Figure record listings |
^^^^^^^^^^^^^^^^

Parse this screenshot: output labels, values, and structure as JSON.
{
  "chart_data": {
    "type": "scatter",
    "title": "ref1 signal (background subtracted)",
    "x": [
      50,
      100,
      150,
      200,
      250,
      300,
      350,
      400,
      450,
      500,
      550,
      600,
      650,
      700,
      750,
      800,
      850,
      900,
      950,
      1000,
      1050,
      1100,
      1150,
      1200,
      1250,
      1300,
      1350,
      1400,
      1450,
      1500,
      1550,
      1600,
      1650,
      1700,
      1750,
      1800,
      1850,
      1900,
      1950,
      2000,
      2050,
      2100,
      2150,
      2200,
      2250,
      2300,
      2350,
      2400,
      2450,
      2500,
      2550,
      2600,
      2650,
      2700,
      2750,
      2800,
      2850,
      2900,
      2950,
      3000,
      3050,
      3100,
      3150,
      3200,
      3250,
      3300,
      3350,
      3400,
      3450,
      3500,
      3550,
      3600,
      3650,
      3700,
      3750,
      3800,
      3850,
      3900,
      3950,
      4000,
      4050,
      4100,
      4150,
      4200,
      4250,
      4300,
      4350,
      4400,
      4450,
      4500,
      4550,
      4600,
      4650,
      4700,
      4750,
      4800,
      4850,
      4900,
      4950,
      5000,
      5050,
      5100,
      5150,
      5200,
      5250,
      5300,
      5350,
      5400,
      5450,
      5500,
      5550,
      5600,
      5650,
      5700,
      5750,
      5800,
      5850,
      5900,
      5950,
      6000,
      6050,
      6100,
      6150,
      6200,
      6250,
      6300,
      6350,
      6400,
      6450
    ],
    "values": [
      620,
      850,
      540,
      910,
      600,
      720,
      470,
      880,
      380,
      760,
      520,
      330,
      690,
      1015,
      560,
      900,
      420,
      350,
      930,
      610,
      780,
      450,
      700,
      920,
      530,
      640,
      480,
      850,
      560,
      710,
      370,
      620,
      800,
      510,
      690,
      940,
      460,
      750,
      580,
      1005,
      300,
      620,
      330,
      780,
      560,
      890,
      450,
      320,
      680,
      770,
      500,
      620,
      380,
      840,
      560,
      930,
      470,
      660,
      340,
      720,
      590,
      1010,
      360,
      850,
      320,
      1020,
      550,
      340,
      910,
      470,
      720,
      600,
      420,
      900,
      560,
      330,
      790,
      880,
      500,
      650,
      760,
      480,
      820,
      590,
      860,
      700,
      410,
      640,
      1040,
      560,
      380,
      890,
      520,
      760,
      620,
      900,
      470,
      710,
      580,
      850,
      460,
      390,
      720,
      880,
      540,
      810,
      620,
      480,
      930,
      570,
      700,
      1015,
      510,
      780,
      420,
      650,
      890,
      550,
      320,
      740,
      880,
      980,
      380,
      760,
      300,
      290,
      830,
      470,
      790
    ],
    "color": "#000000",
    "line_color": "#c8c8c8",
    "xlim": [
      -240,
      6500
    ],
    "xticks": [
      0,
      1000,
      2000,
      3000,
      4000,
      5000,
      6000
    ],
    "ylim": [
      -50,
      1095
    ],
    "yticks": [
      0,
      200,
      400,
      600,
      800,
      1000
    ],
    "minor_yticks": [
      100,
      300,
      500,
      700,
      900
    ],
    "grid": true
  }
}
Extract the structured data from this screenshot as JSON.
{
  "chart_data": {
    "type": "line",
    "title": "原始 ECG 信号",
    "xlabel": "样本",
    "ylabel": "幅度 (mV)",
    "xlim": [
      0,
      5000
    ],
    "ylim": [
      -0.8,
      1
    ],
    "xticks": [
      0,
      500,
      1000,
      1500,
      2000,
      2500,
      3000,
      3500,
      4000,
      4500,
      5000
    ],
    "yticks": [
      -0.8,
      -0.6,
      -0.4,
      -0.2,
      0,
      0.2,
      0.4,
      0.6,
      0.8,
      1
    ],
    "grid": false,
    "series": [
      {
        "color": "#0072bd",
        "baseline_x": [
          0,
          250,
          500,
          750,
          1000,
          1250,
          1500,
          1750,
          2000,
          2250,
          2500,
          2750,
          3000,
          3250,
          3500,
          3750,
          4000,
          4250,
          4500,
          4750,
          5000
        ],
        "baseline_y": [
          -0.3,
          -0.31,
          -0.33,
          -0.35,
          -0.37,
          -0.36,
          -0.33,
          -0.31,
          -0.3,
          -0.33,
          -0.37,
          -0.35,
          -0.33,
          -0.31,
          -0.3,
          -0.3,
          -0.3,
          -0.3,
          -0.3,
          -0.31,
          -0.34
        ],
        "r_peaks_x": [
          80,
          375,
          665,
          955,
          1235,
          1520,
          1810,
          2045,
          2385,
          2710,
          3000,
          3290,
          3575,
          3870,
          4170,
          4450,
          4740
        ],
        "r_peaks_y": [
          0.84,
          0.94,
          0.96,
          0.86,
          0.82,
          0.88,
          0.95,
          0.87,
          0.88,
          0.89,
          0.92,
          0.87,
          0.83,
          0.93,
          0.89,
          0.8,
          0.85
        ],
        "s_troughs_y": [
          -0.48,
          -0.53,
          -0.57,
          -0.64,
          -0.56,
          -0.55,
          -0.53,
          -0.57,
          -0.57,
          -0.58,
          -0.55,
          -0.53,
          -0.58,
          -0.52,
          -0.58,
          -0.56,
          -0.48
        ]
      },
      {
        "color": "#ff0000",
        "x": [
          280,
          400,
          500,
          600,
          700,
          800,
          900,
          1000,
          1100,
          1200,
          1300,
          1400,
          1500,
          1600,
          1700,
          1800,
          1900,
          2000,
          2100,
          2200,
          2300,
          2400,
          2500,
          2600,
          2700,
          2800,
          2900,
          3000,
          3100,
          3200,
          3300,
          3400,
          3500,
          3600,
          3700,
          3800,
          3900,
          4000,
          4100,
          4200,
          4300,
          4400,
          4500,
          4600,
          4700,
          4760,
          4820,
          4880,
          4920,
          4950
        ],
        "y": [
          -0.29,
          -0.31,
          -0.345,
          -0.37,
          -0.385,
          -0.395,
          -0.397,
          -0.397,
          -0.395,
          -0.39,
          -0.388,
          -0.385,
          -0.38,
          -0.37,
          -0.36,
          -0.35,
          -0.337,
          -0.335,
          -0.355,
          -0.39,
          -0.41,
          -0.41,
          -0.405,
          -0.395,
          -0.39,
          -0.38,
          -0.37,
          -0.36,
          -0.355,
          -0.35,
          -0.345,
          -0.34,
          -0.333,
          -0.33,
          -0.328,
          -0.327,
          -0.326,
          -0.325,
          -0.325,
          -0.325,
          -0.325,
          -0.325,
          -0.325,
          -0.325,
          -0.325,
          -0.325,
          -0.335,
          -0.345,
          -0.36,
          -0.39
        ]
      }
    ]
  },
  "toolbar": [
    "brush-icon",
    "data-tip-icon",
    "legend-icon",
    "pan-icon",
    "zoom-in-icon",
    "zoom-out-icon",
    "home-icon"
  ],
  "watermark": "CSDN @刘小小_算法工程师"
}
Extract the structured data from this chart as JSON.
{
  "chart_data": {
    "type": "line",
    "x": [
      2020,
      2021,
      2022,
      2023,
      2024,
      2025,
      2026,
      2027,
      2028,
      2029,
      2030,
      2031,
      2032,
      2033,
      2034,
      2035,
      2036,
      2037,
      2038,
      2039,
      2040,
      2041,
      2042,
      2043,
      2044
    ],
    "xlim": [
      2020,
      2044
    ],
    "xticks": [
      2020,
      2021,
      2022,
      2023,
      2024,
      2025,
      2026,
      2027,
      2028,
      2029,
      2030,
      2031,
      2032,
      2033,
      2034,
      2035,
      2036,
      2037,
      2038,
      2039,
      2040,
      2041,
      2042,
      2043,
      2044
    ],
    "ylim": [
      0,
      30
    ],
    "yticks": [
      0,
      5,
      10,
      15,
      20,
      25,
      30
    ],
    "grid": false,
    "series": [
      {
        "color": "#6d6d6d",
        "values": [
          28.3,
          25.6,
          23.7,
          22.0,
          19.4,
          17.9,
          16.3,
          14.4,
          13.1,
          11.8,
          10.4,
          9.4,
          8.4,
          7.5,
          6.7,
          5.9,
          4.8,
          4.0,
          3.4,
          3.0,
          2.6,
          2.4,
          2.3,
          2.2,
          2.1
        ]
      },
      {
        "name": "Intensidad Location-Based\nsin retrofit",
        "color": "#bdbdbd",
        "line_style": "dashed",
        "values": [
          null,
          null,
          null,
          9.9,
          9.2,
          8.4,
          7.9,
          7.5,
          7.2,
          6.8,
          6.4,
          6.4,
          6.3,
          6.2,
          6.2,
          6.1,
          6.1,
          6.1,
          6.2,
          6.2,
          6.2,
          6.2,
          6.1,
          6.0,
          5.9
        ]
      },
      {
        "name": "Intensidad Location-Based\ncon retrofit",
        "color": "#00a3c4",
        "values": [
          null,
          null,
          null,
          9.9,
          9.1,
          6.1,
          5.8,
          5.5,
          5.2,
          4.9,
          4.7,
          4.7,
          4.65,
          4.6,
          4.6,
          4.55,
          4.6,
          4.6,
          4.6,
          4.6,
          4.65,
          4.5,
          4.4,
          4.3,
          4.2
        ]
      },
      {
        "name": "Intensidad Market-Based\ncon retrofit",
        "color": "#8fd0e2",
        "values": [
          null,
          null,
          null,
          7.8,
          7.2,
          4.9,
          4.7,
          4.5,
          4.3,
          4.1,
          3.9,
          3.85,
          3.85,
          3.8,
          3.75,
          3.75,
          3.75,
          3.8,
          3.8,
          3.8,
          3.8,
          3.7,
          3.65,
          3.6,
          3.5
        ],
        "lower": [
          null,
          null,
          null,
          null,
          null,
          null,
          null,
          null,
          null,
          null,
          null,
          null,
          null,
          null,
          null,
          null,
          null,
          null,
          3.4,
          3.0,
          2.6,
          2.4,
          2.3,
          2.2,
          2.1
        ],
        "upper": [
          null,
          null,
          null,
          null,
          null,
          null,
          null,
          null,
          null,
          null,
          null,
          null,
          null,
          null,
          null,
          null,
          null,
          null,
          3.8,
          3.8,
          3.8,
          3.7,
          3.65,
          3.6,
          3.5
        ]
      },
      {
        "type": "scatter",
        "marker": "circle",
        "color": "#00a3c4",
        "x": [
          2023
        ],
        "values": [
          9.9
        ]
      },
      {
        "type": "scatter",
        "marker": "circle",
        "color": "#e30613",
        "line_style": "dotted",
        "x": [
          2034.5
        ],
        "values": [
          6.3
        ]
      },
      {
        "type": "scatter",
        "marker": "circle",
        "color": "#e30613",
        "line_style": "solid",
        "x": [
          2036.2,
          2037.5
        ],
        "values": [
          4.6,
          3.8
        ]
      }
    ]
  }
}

^^^^^^^^^^^^^^^^

TASK OBJECTIVE | In the lines above, find each one with "Extract" and list it.

EXERCISE SOLUTION |
Extract the structured data from this screenshot as JSON.
Extract the structured data from this chart as JSON.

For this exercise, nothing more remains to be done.